> [WHAT YOU NEED TO DO] Extract every line that contains the string "were".

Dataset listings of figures
------------------------------------

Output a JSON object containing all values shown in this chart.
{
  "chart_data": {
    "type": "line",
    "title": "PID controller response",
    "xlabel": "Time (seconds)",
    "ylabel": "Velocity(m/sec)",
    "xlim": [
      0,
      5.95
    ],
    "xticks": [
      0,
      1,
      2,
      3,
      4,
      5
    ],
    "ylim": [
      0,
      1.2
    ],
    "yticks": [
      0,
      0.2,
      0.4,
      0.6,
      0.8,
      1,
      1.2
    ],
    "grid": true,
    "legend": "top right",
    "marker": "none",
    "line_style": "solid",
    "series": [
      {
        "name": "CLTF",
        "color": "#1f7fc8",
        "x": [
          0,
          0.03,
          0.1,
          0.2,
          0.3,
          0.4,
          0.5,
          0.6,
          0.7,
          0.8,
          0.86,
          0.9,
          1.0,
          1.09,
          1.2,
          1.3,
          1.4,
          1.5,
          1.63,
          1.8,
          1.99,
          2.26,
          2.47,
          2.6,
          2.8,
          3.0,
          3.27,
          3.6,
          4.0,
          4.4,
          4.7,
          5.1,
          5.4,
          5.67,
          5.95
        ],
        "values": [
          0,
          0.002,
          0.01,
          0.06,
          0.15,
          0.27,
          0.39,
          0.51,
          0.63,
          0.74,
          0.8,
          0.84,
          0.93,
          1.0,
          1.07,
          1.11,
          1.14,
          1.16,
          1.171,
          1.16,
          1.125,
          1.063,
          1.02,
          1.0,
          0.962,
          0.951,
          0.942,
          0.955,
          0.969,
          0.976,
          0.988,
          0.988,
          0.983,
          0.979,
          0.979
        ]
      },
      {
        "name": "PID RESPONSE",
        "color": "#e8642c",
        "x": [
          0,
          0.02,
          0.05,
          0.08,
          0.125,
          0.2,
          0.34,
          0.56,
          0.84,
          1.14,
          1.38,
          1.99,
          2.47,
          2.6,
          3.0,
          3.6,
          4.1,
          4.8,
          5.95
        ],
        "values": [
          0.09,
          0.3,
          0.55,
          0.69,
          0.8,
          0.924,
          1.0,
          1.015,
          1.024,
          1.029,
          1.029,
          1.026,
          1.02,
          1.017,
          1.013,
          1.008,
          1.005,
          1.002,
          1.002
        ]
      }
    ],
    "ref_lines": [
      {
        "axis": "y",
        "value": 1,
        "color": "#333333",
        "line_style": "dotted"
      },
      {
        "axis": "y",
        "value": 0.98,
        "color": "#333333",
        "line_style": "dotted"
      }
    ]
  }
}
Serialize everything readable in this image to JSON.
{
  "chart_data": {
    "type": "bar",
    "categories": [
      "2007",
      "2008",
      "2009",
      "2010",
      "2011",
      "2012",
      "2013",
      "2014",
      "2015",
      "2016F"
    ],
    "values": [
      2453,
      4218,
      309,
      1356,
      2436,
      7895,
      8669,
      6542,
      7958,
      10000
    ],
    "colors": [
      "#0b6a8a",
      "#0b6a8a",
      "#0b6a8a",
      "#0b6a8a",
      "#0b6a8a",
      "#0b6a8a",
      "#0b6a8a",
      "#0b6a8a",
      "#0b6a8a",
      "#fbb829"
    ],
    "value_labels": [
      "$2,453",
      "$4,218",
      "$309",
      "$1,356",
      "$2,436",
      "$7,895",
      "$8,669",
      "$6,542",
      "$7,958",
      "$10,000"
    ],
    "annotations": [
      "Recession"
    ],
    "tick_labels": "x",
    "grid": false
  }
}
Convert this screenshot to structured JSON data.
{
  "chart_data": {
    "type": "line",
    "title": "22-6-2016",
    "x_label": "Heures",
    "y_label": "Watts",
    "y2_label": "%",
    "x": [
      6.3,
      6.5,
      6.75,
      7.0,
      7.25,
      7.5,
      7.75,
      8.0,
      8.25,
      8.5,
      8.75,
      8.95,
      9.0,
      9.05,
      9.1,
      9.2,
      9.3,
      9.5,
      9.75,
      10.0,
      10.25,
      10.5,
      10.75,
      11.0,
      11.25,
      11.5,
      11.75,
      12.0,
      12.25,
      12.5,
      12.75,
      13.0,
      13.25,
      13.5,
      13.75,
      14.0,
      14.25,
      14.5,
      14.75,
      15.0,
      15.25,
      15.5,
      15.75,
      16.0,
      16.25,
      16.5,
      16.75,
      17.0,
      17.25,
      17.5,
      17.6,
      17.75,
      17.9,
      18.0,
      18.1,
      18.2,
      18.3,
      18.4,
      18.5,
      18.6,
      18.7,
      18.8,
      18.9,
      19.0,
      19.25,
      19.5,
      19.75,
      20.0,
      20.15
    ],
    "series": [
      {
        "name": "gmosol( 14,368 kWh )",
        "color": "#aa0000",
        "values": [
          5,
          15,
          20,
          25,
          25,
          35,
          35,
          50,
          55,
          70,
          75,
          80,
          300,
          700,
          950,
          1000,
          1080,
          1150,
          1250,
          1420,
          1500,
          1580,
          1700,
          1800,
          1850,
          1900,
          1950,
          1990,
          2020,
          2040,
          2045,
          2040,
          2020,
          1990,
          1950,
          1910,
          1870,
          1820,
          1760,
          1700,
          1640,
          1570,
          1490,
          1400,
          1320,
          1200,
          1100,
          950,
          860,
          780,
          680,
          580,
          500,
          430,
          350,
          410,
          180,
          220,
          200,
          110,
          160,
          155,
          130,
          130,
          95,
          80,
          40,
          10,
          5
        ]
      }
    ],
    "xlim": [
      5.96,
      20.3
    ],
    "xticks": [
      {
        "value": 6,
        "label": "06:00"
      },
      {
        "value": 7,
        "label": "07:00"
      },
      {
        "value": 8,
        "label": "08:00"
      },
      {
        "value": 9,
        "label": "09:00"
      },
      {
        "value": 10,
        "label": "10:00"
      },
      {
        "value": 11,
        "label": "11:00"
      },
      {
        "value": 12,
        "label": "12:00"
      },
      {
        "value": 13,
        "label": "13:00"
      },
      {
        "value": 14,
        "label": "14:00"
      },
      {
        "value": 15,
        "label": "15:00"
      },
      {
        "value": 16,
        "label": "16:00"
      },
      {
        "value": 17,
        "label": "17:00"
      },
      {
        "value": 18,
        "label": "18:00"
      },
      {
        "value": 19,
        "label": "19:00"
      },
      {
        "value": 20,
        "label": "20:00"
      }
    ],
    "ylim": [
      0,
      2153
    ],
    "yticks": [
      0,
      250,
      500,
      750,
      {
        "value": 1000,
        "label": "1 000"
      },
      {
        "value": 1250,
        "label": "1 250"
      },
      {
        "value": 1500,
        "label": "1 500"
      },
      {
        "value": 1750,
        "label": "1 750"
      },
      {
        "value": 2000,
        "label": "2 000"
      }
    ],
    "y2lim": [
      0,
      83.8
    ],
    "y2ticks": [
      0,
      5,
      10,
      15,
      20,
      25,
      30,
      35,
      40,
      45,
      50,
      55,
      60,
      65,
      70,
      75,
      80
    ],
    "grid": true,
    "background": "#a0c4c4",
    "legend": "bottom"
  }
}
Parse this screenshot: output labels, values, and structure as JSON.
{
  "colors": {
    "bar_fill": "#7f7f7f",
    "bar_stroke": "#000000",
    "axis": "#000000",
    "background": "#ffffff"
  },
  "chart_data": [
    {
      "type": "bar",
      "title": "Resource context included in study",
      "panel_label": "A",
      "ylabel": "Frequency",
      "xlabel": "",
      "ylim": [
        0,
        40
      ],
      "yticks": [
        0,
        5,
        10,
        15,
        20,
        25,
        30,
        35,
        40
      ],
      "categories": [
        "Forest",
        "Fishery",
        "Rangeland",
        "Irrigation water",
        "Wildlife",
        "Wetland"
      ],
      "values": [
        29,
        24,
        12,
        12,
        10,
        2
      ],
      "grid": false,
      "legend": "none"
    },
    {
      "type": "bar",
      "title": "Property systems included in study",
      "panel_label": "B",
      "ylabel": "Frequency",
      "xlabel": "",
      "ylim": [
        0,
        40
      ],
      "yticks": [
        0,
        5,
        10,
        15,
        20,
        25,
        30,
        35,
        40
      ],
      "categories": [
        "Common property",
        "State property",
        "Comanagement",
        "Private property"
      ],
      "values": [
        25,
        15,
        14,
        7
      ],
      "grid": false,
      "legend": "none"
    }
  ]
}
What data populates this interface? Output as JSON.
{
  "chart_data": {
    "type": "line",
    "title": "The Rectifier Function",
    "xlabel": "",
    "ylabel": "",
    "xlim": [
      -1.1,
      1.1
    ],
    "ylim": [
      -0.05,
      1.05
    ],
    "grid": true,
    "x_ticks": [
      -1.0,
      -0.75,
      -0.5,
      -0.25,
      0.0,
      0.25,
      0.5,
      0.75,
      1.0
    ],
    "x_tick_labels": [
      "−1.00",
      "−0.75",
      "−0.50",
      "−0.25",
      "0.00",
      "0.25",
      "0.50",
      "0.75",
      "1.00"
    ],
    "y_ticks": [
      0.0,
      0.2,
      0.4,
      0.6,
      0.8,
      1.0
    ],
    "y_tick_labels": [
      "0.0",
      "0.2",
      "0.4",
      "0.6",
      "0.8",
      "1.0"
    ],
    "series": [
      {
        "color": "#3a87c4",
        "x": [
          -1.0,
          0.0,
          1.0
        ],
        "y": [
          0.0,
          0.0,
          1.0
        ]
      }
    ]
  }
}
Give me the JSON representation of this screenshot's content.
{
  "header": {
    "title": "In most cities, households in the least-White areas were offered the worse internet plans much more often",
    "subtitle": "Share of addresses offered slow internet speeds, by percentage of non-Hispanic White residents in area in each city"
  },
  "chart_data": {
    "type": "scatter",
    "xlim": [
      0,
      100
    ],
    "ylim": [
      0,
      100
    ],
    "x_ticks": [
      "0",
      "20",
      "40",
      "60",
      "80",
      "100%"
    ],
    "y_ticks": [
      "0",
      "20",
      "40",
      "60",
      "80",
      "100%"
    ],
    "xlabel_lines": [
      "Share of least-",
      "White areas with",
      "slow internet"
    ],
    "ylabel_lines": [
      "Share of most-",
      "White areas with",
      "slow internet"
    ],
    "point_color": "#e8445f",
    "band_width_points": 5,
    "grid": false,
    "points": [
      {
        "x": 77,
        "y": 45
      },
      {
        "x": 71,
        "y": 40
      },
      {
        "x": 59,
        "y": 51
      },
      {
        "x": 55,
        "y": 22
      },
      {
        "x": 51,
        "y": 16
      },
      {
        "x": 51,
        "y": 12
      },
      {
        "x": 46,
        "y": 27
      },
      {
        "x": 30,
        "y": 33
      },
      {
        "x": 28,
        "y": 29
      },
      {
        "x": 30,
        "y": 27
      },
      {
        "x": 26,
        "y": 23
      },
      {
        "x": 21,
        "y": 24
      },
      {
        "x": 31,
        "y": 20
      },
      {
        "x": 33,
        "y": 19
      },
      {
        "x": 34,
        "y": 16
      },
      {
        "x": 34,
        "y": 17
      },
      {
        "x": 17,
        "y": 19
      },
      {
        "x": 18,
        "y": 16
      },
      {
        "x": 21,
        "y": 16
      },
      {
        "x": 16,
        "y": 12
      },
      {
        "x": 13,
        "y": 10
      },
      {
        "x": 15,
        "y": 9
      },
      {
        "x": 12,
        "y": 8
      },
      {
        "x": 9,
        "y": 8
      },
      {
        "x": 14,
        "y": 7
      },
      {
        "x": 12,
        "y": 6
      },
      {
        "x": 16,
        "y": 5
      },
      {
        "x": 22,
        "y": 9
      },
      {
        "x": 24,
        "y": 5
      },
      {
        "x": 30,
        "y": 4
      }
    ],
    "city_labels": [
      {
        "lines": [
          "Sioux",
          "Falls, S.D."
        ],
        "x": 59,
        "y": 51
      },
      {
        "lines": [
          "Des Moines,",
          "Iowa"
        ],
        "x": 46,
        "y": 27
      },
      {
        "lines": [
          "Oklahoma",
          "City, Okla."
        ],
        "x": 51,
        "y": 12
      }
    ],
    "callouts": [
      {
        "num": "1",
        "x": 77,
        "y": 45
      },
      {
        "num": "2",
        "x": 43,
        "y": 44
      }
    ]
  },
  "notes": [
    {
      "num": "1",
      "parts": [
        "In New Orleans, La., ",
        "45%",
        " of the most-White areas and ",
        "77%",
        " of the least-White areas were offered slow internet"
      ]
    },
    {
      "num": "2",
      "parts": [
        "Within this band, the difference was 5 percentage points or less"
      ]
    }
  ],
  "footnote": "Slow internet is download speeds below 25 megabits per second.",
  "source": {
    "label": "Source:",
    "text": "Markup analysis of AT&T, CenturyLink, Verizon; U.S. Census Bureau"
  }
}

------------------------------------

> [FULL OUTPUT]
    "title": "In most cities, households in the least-White areas were offered the worse internet plans much more often",
        " of the least-White areas were offered slow internet"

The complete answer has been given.